_SHORT TASK_
Could you convert every line of the items below into a JSON list of strings, one string per line? Skip blank lines and leave the pictures out.

* * * * * * * * *

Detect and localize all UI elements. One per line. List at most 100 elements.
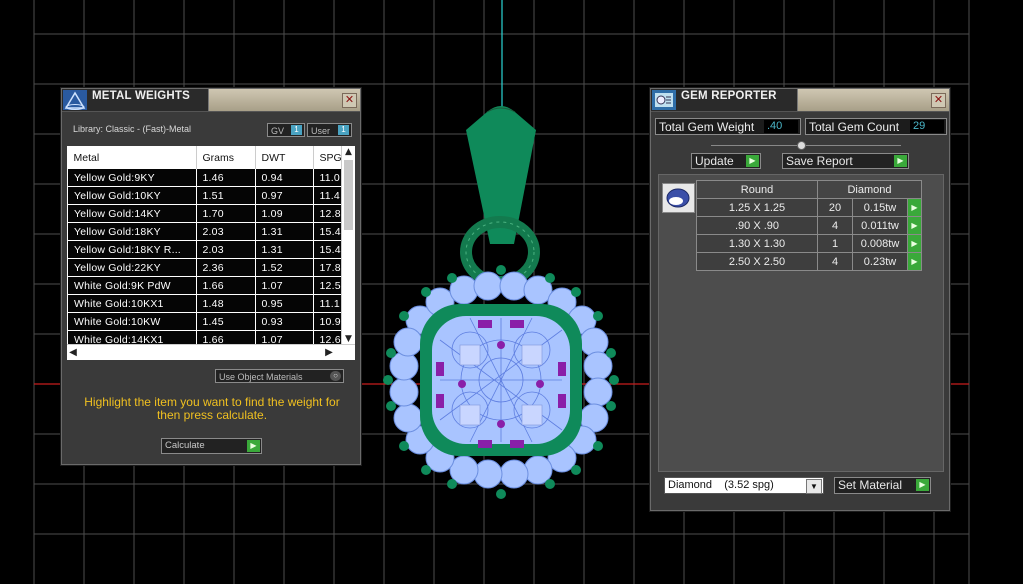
column-header-material: Diamond [817, 180, 922, 199]
gem-reporter-titlebar[interactable]: GEM REPORTER ✕ [651, 89, 949, 112]
play-arrow-icon: ▶ [916, 479, 929, 491]
library-label: Library: Classic - (Fast)-Metal [73, 124, 192, 134]
gem-row[interactable]: .90 X .90 4 0.011tw ▶ [696, 216, 922, 235]
metal-cell: 1.09 [254, 204, 314, 223]
gem-size-cell: 2.50 X 2.50 [696, 252, 818, 271]
select-gem-arrow-icon[interactable]: ▶ [907, 216, 922, 235]
set-material-button[interactable]: Set Material ▶ [834, 477, 931, 494]
gem-row[interactable]: 1.25 X 1.25 20 0.15tw ▶ [696, 198, 922, 217]
metal-cell: White Gold:10KX1 [67, 294, 197, 313]
use-object-materials-button[interactable]: Use Object Materials ○ [215, 369, 344, 383]
metal-row[interactable]: Yellow Gold:9KY 1.46 0.94 11.0 [67, 169, 351, 187]
gem-size-cell: 1.30 X 1.30 [696, 234, 818, 253]
gv-label: GV [271, 126, 285, 136]
metal-list-horizontal-scrollbar[interactable]: ◀ ▶ [67, 344, 355, 360]
user-toggle-button[interactable]: User 1 [307, 123, 352, 137]
metal-cell: 1.66 [195, 276, 256, 295]
round-gem-icon[interactable] [662, 183, 695, 213]
metal-cell: 1.07 [254, 276, 314, 295]
metal-row[interactable]: Yellow Gold:10KY 1.51 0.97 11.4 [67, 186, 351, 205]
panel-title: METAL WEIGHTS [92, 90, 191, 102]
total-gem-weight-value: .40 [764, 120, 798, 133]
gem-reporter-logo-icon [652, 90, 676, 110]
close-button[interactable]: ✕ [342, 93, 357, 108]
gem-list-area: Round Diamond 1.25 X 1.25 20 0.15tw ▶ .90 X … [658, 174, 944, 472]
metal-cell: 1.31 [254, 240, 314, 259]
total-gem-count-value: 29 [910, 120, 944, 133]
metal-cell: Yellow Gold:18KY R... [67, 240, 197, 259]
metal-cell: 0.93 [254, 312, 314, 331]
column-header-shape: Round [696, 180, 818, 199]
material-select-value: Diamond (3.52 spg) [668, 479, 774, 491]
scrollbar-thumb[interactable] [344, 160, 353, 230]
scroll-right-arrow-icon[interactable]: ▶ [323, 345, 335, 360]
gem-weight-cell: 0.15tw [852, 198, 908, 217]
total-gem-weight-field: Total Gem Weight .40 [655, 118, 801, 135]
metal-cell: Yellow Gold:18KY [67, 222, 197, 241]
gv-toggle-indicator: 1 [291, 125, 302, 135]
metal-weights-logo-icon [63, 90, 87, 110]
scroll-up-arrow-icon[interactable]: ▲ [342, 146, 355, 158]
save-report-label: Save Report [786, 154, 853, 168]
gem-reporter-panel: GEM REPORTER ✕ Total Gem Weight .40 Tota… [650, 88, 950, 511]
metal-list-vertical-scrollbar[interactable]: ▲ ▼ [341, 146, 355, 345]
column-header-metal[interactable]: Metal [67, 146, 197, 169]
metal-cell: White Gold:10KW [67, 312, 197, 331]
metal-row[interactable]: White Gold:10KW 1.45 0.93 10.9 [67, 312, 351, 331]
panel-split-slider[interactable] [711, 141, 901, 150]
metal-row[interactable]: White Gold:9K PdW 1.66 1.07 12.5 [67, 276, 351, 295]
3d-viewport[interactable]: METAL WEIGHTS ✕ Library: Classic - (Fast… [0, 0, 1023, 584]
use-object-materials-label: Use Object Materials [219, 372, 303, 382]
chevron-down-icon[interactable]: ▼ [806, 479, 822, 494]
total-gem-count-label: Total Gem Count [809, 120, 900, 134]
calculate-button[interactable]: Calculate ▶ [161, 438, 262, 454]
gem-report-table[interactable]: Round Diamond 1.25 X 1.25 20 0.15tw ▶ .90 X … [696, 180, 922, 271]
gv-toggle-button[interactable]: GV 1 [267, 123, 305, 137]
metal-cell: 1.31 [254, 222, 314, 241]
play-arrow-icon: ▶ [247, 440, 260, 452]
material-select[interactable]: Diamond (3.52 spg) ▼ [664, 477, 824, 494]
metal-row[interactable]: White Gold:10KX1 1.48 0.95 11.1 [67, 294, 351, 313]
gem-size-cell: .90 X .90 [696, 216, 818, 235]
column-header-grams[interactable]: Grams [196, 146, 256, 169]
metal-cell: 1.45 [195, 312, 256, 331]
update-button[interactable]: Update ▶ [691, 153, 761, 169]
gem-count-cell: 20 [817, 198, 853, 217]
scroll-left-arrow-icon[interactable]: ◀ [67, 345, 79, 360]
radio-dot-icon: ○ [330, 371, 341, 381]
metal-cell: 1.70 [195, 204, 256, 223]
metal-weights-panel: METAL WEIGHTS ✕ Library: Classic - (Fast… [61, 88, 361, 465]
gem-count-cell: 4 [817, 216, 853, 235]
play-arrow-icon: ▶ [894, 155, 907, 167]
metal-row[interactable]: Yellow Gold:14KY 1.70 1.09 12.8 [67, 204, 351, 223]
metal-row[interactable]: Yellow Gold:18KY R... 2.03 1.31 15.4 [67, 240, 351, 259]
select-gem-arrow-icon[interactable]: ▶ [907, 198, 922, 217]
close-button[interactable]: ✕ [931, 93, 946, 108]
metal-cell: 1.51 [195, 186, 256, 205]
metal-cell: White Gold:9K PdW [67, 276, 197, 295]
panel-title: GEM REPORTER [681, 90, 777, 102]
select-gem-arrow-icon[interactable]: ▶ [907, 234, 922, 253]
gem-row[interactable]: 2.50 X 2.50 4 0.23tw ▶ [696, 252, 922, 271]
metal-cell: Yellow Gold:10KY [67, 186, 197, 205]
metal-cell: 2.36 [195, 258, 256, 277]
save-report-button[interactable]: Save Report ▶ [782, 153, 909, 169]
gem-weight-cell: 0.011tw [852, 216, 908, 235]
user-toggle-indicator: 1 [338, 125, 349, 135]
slider-knob[interactable] [797, 141, 806, 150]
set-material-label: Set Material [838, 478, 903, 492]
metal-row[interactable]: Yellow Gold:22KY 2.36 1.52 17.8 [67, 258, 351, 277]
user-label: User [311, 126, 331, 136]
gem-count-cell: 1 [817, 234, 853, 253]
gem-row[interactable]: 1.30 X 1.30 1 0.008tw ▶ [696, 234, 922, 253]
gem-weight-cell: 0.23tw [852, 252, 908, 271]
column-header-dwt[interactable]: DWT [255, 146, 314, 169]
total-gem-weight-label: Total Gem Weight [659, 120, 755, 134]
total-gem-count-field: Total Gem Count 29 [805, 118, 947, 135]
select-gem-arrow-icon[interactable]: ▶ [907, 252, 922, 271]
calculate-label: Calculate [165, 440, 205, 451]
metal-list-table[interactable]: Metal Grams DWT SPG Yellow Gold:9KY 1.46 0… [67, 146, 355, 360]
metal-weights-titlebar[interactable]: METAL WEIGHTS ✕ [62, 89, 360, 112]
metal-row[interactable]: Yellow Gold:18KY 2.03 1.31 15.4 [67, 222, 351, 241]
metal-cell: 0.97 [254, 186, 314, 205]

* * * * * * * * *

_ANSWER FOR THIS EXERCISE_
[
  "Detect and localize all UI elements. One per line. List at most 100 elements.",
  "column-header-material: Diamond [817, 180, 922, 199]",
  "gem-reporter-titlebar[interactable]: GEM REPORTER ✕ [651, 89, 949, 112]",
  "play-arrow-icon: ▶ [916, 479, 929, 491]",
  "library-label: Library: Classic - (Fast)-Metal [73, 124, 192, 134]",
  "gem-row[interactable]: .90 X .90 4 0.011tw ▶ [696, 216, 922, 235]",
  "metal-cell: 1.09 [254, 204, 314, 223]",
  "gem-size-cell: 2.50 X 2.50 [696, 252, 818, 271]",
  "select-gem-arrow-icon[interactable]: ▶ [907, 216, 922, 235]",
  "set-material-button[interactable]: Set Material ▶ [834, 477, 931, 494]",
  "gem-row[interactable]: 1.25 X 1.25 20 0.15tw ▶ [696, 198, 922, 217]",
  "metal-cell: White Gold:10KX1 [67, 294, 197, 313]",
  "use-object-materials-button[interactable]: Use Object Materials ○ [215, 369, 344, 383]",
  "metal-row[interactable]: Yellow Gold:9KY 1.46 0.94 11.0 [67, 169, 351, 187]",
  "gem-size-cell: 1.30 X 1.30 [696, 234, 818, 253]",
  "gv-label: GV [271, 126, 285, 136]",
  "metal-list-horizontal-scrollbar[interactable]: ◀ ▶ [67, 344, 355, 360]",
  "user-toggle-button[interactable]: User 1 [307, 123, 352, 137]",
  "metal-cell: 1.66 [195, 276, 256, 295]",
  "round-gem-icon[interactable] [662, 183, 695, 213]",
  "metal-cell: 1.07 [254, 276, 314, 295]",
  "metal-row[interactable]: Yellow Gold:10KY 1.51 0.97 11.4 [67, 186, 351, 205]",
  "panel-title: METAL WEIGHTS [92, 90, 191, 102]",
  "total-gem-weight-value: .40 [764, 120, 798, 133]",
  "gem-reporter-logo-icon [652, 90, 676, 110]",
  "close-button[interactable]: ✕ [342, 93, 357, 108]",
  "gem-list-area: Round Diamond 1.25 X 1.25 20 0.15tw ▶ .90 X … [658, 174, 944, 472]",
  "metal-cell: 1.31 [254, 240, 314, 259]",
  "total-gem-count-value: 29 [910, 120, 944, 133]",
  "metal-cell: Yellow Gold:18KY R... [67, 240, 197, 259]",
  "metal-cell: 0.93 [254, 312, 314, 331]",
  "column-header-shape: Round [696, 180, 818, 199]",
  "material-select-value: Diamond (3.52 spg) [668, 479, 774, 491]",
  "scrollbar-thumb[interactable] [344, 160, 353, 230]",
  "scroll-right-arrow-icon[interactable]: ▶ [323, 345, 335, 360]",
  "gem-weight-cell: 0.15tw [852, 198, 908, 217]",
  "total-gem-weight-field: Total Gem Weight .40 [655, 118, 801, 135]",
  "metal-cell: Yellow Gold:18KY [67, 222, 197, 241]",
  "gv-toggle-indicator: 1 [291, 125, 302, 135]",
  "metal-weights-logo-icon [63, 90, 87, 110]",
  "scroll-up-arrow-icon[interactable]: ▲ [342, 146, 355, 158]",
  "save-report-label: Save Report [786, 154, 853, 168]",
  "gem-reporter-panel: GEM REPORTER ✕ Total Gem Weight .40 Tota… [650, 88, 950, 511]",
  "metal-list-vertical-scrollbar[interactable]: ▲ ▼ [341, 146, 355, 345]",
  "column-header-metal[interactable]: Metal [67, 146, 197, 169]",
  "metal-cell: White Gold:10KW [67, 312, 197, 331]",
  "metal-row[interactable]: White Gold:10KW 1.45 0.93 10.9 [67, 312, 351, 331]",
  "panel-split-slider[interactable] [711, 141, 901, 150]",
  "metal-row[interactable]: White Gold:9K PdW 1.66 1.07 12.5 [67, 276, 351, 295]",
  "3d-viewport[interactable]: METAL WEIGHTS ✕ Library: Classic - (Fast… [0, 0, 1023, 584]",
  "use-object-materials-label: Use Object Materials [219, 372, 303, 382]",
  "chevron-down-icon[interactable]: ▼ [806, 479, 822, 494]",
  "total-gem-count-label: Total Gem Count [809, 120, 900, 134]",
  "calculate-button[interactable]: Calculate ▶ [161, 438, 262, 454]",
  "gem-report-table[interactable]: Round Diamond 1.25 X 1.25 20 0.15tw ▶ .90 X … [696, 180, 922, 271]",
  "gv-toggle-button[interactable]: GV 1 [267, 123, 305, 137]",
  "metal-cell: 1.31 [254, 222, 314, 241]",
  "play-arrow-icon: ▶ [247, 440, 260, 452]",
  "material-select[interactable]: Diamond (3.52 spg) ▼ [664, 477, 824, 494]",
  "metal-row[interactable]: White Gold:10KX1 1.48 0.95 11.1 [67, 294, 351, 313]",
  "gem-size-cell: .90 X .90 [696, 216, 818, 235]",
  "column-header-grams[interactable]: Grams [196, 146, 256, 169]",
  "metal-cell: 1.45 [195, 312, 256, 331]",
  "update-button[interactable]: Update ▶ [691, 153, 761, 169]",
  "gem-count-cell: 20 [817, 198, 853, 217]",
  "scroll-left-arrow-icon[interactable]: ◀ [67, 345, 79, 360]",
  "radio-dot-icon: ○ [330, 371, 341, 381]",
  "metal-cell: 1.70 [195, 204, 256, 223]",
  "metal-weights-panel: METAL WEIGHTS ✕ Library: Classic - (Fast… [61, 88, 361, 465]",
  "gem-count-cell: 4 [817, 216, 853, 235]",
  "play-arrow-icon: ▶ [894, 155, 907, 167]",
  "metal-row[interactable]: Yellow Gold:14KY 1.70 1.09 12.8 [67, 204, 351, 223]",
  "metal-row[interactable]: Yellow Gold:18KY R... 2.03 1.31 15.4 [67, 240, 351, 259]",
  "select-gem-arrow-icon[interactable]: ▶ [907, 198, 922, 217]",
  "close-button[interactable]: ✕ [931, 93, 946, 108]",
  "metal-cell: 1.51 [195, 186, 256, 205]",
  "metal-cell: White Gold:9K PdW [67, 276, 197, 295]",
  "panel-title: GEM REPORTER [681, 90, 777, 102]",
  "select-gem-arrow-icon[interactable]: ▶ [907, 234, 922, 253]",
  "gem-row[interactable]: 2.50 X 2.50 4 0.23tw ▶ [696, 252, 922, 271]",
  "metal-cell: Yellow Gold:10KY [67, 186, 197, 205]",
  "metal-cell: 2.36 [195, 258, 256, 277]",
  "save-report-button[interactable]: Save Report ▶ [782, 153, 909, 169]",
  "gem-weight-cell: 0.011tw [852, 216, 908, 235]",
  "user-toggle-indicator: 1 [338, 125, 349, 135]",
  "slider-knob[interactable] [797, 141, 806, 150]",
  "set-material-label: Set Material [838, 478, 903, 492]",
  "metal-row[interactable]: Yellow Gold:22KY 2.36 1.52 17.8 [67, 258, 351, 277]",
  "user-label: User [311, 126, 331, 136]",
  "gem-count-cell: 1 [817, 234, 853, 253]",
  "gem-row[interactable]: 1.30 X 1.30 1 0.008tw ▶ [696, 234, 922, 253]",
  "gem-weight-cell: 0.23tw [852, 252, 908, 271]",
  "column-header-dwt[interactable]: DWT [255, 146, 314, 169]",
  "total-gem-weight-label: Total Gem Weight [659, 120, 755, 134]",
  "total-gem-count-field: Total Gem Count 29 [805, 118, 947, 135]",
  "select-gem-arrow-icon[interactable]: ▶ [907, 252, 922, 271]",
  "calculate-label: Calculate [165, 440, 205, 451]",
  "metal-list-table[interactable]: Metal Grams DWT SPG Yellow Gold:9KY 1.46 0… [67, 146, 355, 360]",
  "metal-weights-titlebar[interactable]: METAL WEIGHTS ✕ [62, 89, 360, 112]",
  "metal-row[interactable]: Yellow Gold:18KY 2.03 1.31 15.4 [67, 222, 351, 241]",
  "metal-cell: 0.97 [254, 186, 314, 205]"
]